_Prompt_:
Print the complete set of entries exactly.

** Start Material **

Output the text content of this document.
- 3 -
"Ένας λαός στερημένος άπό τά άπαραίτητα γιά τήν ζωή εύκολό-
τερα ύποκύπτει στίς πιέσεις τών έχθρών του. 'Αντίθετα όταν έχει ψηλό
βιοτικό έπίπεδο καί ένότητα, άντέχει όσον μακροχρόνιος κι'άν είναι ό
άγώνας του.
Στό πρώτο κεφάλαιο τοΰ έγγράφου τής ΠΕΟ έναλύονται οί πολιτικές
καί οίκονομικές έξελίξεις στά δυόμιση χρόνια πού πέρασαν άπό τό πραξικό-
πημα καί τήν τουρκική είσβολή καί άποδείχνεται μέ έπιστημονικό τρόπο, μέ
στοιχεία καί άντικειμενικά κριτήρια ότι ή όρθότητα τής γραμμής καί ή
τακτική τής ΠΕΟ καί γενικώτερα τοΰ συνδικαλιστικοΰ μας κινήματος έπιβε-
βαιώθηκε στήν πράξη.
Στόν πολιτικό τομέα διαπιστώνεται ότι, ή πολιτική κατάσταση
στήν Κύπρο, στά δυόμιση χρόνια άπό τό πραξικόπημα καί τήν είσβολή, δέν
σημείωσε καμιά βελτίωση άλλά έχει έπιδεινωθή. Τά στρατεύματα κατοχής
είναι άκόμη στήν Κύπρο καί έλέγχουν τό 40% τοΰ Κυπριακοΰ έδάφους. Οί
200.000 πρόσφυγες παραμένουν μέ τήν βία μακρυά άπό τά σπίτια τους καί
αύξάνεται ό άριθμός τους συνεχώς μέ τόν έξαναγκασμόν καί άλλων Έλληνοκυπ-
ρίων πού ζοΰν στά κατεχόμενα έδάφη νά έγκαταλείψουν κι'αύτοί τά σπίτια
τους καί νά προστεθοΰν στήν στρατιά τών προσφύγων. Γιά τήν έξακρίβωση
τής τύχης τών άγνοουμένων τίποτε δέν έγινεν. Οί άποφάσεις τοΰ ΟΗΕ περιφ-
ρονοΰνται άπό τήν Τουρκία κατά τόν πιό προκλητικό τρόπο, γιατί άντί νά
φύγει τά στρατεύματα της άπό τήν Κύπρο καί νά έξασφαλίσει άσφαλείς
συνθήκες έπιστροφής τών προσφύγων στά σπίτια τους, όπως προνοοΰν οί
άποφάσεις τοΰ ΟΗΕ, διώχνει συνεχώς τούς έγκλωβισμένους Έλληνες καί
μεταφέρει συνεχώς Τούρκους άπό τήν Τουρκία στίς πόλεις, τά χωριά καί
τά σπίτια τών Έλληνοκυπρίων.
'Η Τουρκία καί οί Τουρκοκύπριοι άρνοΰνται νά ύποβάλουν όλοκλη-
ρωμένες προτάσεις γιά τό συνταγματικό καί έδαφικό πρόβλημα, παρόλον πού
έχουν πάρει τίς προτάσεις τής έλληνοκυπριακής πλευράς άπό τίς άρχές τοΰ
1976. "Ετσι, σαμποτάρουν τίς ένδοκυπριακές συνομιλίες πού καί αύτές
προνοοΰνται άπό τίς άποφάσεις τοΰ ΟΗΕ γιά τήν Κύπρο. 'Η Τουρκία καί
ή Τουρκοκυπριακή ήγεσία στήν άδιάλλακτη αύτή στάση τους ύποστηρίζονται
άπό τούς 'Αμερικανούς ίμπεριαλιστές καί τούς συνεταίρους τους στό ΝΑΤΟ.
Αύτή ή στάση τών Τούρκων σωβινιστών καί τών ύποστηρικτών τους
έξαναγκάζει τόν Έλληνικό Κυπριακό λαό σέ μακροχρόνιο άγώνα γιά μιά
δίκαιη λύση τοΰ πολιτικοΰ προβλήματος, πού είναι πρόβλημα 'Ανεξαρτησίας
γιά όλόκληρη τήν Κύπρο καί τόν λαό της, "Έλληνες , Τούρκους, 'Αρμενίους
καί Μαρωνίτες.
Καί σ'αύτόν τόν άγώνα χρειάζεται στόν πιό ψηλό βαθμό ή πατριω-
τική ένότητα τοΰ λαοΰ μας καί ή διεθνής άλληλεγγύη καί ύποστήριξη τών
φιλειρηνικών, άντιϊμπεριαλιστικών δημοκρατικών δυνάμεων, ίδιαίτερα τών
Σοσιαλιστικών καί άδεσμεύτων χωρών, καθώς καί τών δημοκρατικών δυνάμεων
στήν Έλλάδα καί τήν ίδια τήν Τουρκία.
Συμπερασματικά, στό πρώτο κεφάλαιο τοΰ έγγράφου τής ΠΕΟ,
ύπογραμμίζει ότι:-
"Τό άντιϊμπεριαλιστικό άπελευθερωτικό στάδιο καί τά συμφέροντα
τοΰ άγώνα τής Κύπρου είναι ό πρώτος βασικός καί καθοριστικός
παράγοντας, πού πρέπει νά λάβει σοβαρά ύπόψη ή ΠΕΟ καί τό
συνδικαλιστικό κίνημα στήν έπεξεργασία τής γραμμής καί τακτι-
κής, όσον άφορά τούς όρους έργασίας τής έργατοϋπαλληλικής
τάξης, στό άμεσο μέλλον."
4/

** End Material **

_Answer to this problem_:
Output the text content of this document.
- 3 -
"Ένας λαός στερημένος άπό τά άπαραίτητα γιά τήν ζωή εύκολό-
τερα ύποκύπτει στίς πιέσεις τών έχθρών του. 'Αντίθετα όταν έχει ψηλό
βιοτικό έπίπεδο καί ένότητα, άντέχει όσον μακροχρόνιος κι'άν είναι ό
άγώνας του.
Στό πρώτο κεφάλαιο τοΰ έγγράφου τής ΠΕΟ έναλύονται οί πολιτικές
καί οίκονομικές έξελίξεις στά δυόμιση χρόνια πού πέρασαν άπό τό πραξικό-
πημα καί τήν τουρκική είσβολή καί άποδείχνεται μέ έπιστημονικό τρόπο, μέ
στοιχεία καί άντικειμενικά κριτήρια ότι ή όρθότητα τής γραμμής καί ή
τακτική τής ΠΕΟ καί γενικώτερα τοΰ συνδικαλιστικοΰ μας κινήματος έπιβε-
βαιώθηκε στήν πράξη.
Στόν πολιτικό τομέα διαπιστώνεται ότι, ή πολιτική κατάσταση
στήν Κύπρο, στά δυόμιση χρόνια άπό τό πραξικόπημα καί τήν είσβολή, δέν
σημείωσε καμιά βελτίωση άλλά έχει έπιδεινωθή. Τά στρατεύματα κατοχής
είναι άκόμη στήν Κύπρο καί έλέγχουν τό 40% τοΰ Κυπριακοΰ έδάφους. Οί
200.000 πρόσφυγες παραμένουν μέ τήν βία μακρυά άπό τά σπίτια τους καί
αύξάνεται ό άριθμός τους συνεχώς μέ τόν έξαναγκασμόν καί άλλων Έλληνοκυπ-
ρίων πού ζοΰν στά κατεχόμενα έδάφη νά έγκαταλείψουν κι'αύτοί τά σπίτια
τους καί νά προστεθοΰν στήν στρατιά τών προσφύγων. Γιά τήν έξακρίβωση
τής τύχης τών άγνοουμένων τίποτε δέν έγινεν. Οί άποφάσεις τοΰ ΟΗΕ περιφ-
ρονοΰνται άπό τήν Τουρκία κατά τόν πιό προκλητικό τρόπο, γιατί άντί νά
φύγει τά στρατεύματα της άπό τήν Κύπρο καί νά έξασφαλίσει άσφαλείς
συνθήκες έπιστροφής τών προσφύγων στά σπίτια τους, όπως προνοοΰν οί
άποφάσεις τοΰ ΟΗΕ, διώχνει συνεχώς τούς έγκλωβισμένους Έλληνες καί
μεταφέρει συνεχώς Τούρκους άπό τήν Τουρκία στίς πόλεις, τά χωριά καί
τά σπίτια τών Έλληνοκυπρίων.
'Η Τουρκία καί οί Τουρκοκύπριοι άρνοΰνται νά ύποβάλουν όλοκλη-
ρωμένες προτάσεις γιά τό συνταγματικό καί έδαφικό πρόβλημα, παρόλον πού
έχουν πάρει τίς προτάσεις τής έλληνοκυπριακής πλευράς άπό τίς άρχές τοΰ
1976. "Ετσι, σαμποτάρουν τίς ένδοκυπριακές συνομιλίες πού καί αύτές
προνοοΰνται άπό τίς άποφάσεις τοΰ ΟΗΕ γιά τήν Κύπρο. 'Η Τουρκία καί
ή Τουρκοκυπριακή ήγεσία στήν άδιάλλακτη αύτή στάση τους ύποστηρίζονται
άπό τούς 'Αμερικανούς ίμπεριαλιστές καί τούς συνεταίρους τους στό ΝΑΤΟ.
Αύτή ή στάση τών Τούρκων σωβινιστών καί τών ύποστηρικτών τους
έξαναγκάζει τόν Έλληνικό Κυπριακό λαό σέ μακροχρόνιο άγώνα γιά μιά
δίκαιη λύση τοΰ πολιτικοΰ προβλήματος, πού είναι πρόβλημα 'Ανεξαρτησίας
γιά όλόκληρη τήν Κύπρο καί τόν λαό της, "Έλληνες , Τούρκους, 'Αρμενίους
καί Μαρωνίτες.
Καί σ'αύτόν τόν άγώνα χρειάζεται στόν πιό ψηλό βαθμό ή πατριω-
τική ένότητα τοΰ λαοΰ μας καί ή διεθνής άλληλεγγύη καί ύποστήριξη τών
φιλειρηνικών, άντιϊμπεριαλιστικών δημοκρατικών δυνάμεων, ίδιαίτερα τών
Σοσιαλιστικών καί άδεσμεύτων χωρών, καθώς καί τών δημοκρατικών δυνάμεων
στήν Έλλάδα καί τήν ίδια τήν Τουρκία.
Συμπερασματικά, στό πρώτο κεφάλαιο τοΰ έγγράφου τής ΠΕΟ,
ύπογραμμίζει ότι:-
"Τό άντιϊμπεριαλιστικό άπελευθερωτικό στάδιο καί τά συμφέροντα
τοΰ άγώνα τής Κύπρου είναι ό πρώτος βασικός καί καθοριστικός
παράγοντας, πού πρέπει νά λάβει σοβαρά ύπόψη ή ΠΕΟ καί τό
συνδικαλιστικό κίνημα στήν έπεξεργασία τής γραμμής καί τακτι-
κής, όσον άφορά τούς όρους έργασίας τής έργατοϋπαλληλικής
τάξης, στό άμεσο μέλλον."
4/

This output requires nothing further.